--- Start ---

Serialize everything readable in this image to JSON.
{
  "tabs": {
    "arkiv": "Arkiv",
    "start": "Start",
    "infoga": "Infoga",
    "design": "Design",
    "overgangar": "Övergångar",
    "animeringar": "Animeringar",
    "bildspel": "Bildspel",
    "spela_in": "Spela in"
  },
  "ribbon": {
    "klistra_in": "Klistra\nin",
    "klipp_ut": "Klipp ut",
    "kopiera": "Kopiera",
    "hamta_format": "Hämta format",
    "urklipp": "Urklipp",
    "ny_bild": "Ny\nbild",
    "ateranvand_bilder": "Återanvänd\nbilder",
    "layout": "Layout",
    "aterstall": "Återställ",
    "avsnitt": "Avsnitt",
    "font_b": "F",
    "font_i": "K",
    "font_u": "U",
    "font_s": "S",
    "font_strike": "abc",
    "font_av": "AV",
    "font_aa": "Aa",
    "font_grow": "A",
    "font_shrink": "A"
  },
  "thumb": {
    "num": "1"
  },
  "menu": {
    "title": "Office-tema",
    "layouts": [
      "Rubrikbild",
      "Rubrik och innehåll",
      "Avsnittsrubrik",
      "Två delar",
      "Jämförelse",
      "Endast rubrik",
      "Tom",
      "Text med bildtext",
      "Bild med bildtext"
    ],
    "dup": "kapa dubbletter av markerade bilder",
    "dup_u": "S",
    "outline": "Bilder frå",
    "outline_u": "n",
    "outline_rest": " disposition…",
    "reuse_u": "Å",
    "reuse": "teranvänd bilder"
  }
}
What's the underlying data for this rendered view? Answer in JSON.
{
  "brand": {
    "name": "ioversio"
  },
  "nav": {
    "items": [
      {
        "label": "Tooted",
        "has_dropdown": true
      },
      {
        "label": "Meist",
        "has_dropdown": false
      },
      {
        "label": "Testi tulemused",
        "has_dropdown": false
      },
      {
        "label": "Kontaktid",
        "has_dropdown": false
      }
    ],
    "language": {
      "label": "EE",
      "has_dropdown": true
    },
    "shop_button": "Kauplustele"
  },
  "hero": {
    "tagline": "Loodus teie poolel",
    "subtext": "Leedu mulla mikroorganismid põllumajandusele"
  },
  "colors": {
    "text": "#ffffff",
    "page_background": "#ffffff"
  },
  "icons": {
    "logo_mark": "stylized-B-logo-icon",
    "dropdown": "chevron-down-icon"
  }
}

--- End ---

* **THE TASK**: Identify which lines contain the word "JSON" and copy each one.

* **ANSWER TO THIS EXERCISE**:
Serialize everything readable in this image to JSON.
What's the underlying data for this rendered view? Answer in JSON.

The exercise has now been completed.